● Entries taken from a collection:
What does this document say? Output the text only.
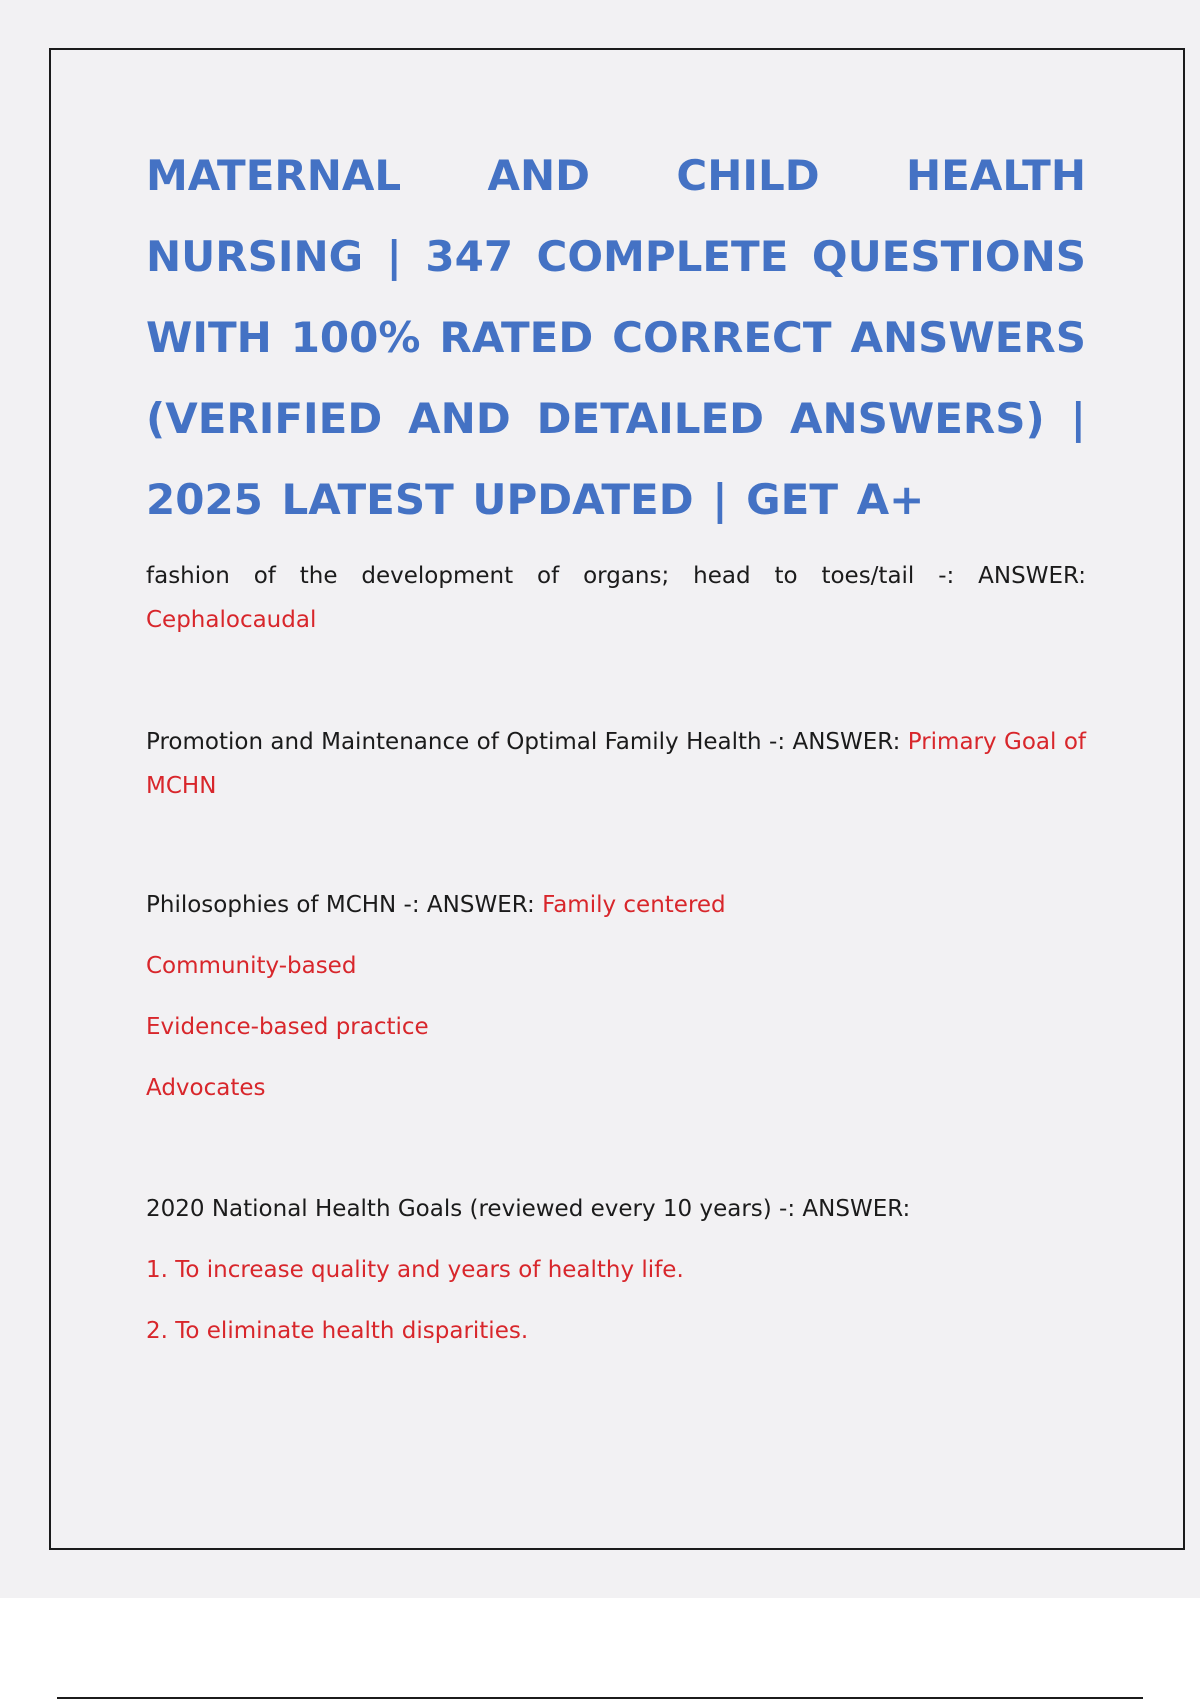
MATERNAL AND CHILD HEALTH NURSING | 347 COMPLETE QUESTIONS WITH 100% RATED CORRECT ANSWERS (VERIFIED AND DETAILED ANSWERS) | 2025 LATEST UPDATED | GET A+

fashion of the development of organs; head to toes/tail -: ANSWER: Cephalocaudal

Promotion and Maintenance of Optimal Family Health -: ANSWER: Primary Goal of MCHN

Philosophies of MCHN -: ANSWER: Family centered

Community-based

Evidence-based practice

Advocates

2020 National Health Goals (reviewed every 10 years) -: ANSWER:

1. To increase quality and years of healthy life.

2. To eliminate health disparities.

● EXERCISE OBJECTIVE: Omit the images and transcribe all of the records above word for word.

● RESPONSE TO THE TASK:
What does this document say? Output the text only.
MATERNAL AND CHILD HEALTH NURSING | 347 COMPLETE QUESTIONS WITH 100% RATED CORRECT ANSWERS (VERIFIED AND DETAILED ANSWERS) | 2025 LATEST UPDATED | GET A+

fashion of the development of organs; head to toes/tail -: ANSWER: Cephalocaudal

Promotion and Maintenance of Optimal Family Health -: ANSWER: Primary Goal of MCHN

Philosophies of MCHN -: ANSWER: Family centered

Community-based

Evidence-based practice

Advocates

2020 National Health Goals (reviewed every 10 years) -: ANSWER:

1. To increase quality and years of healthy life.

2. To eliminate health disparities.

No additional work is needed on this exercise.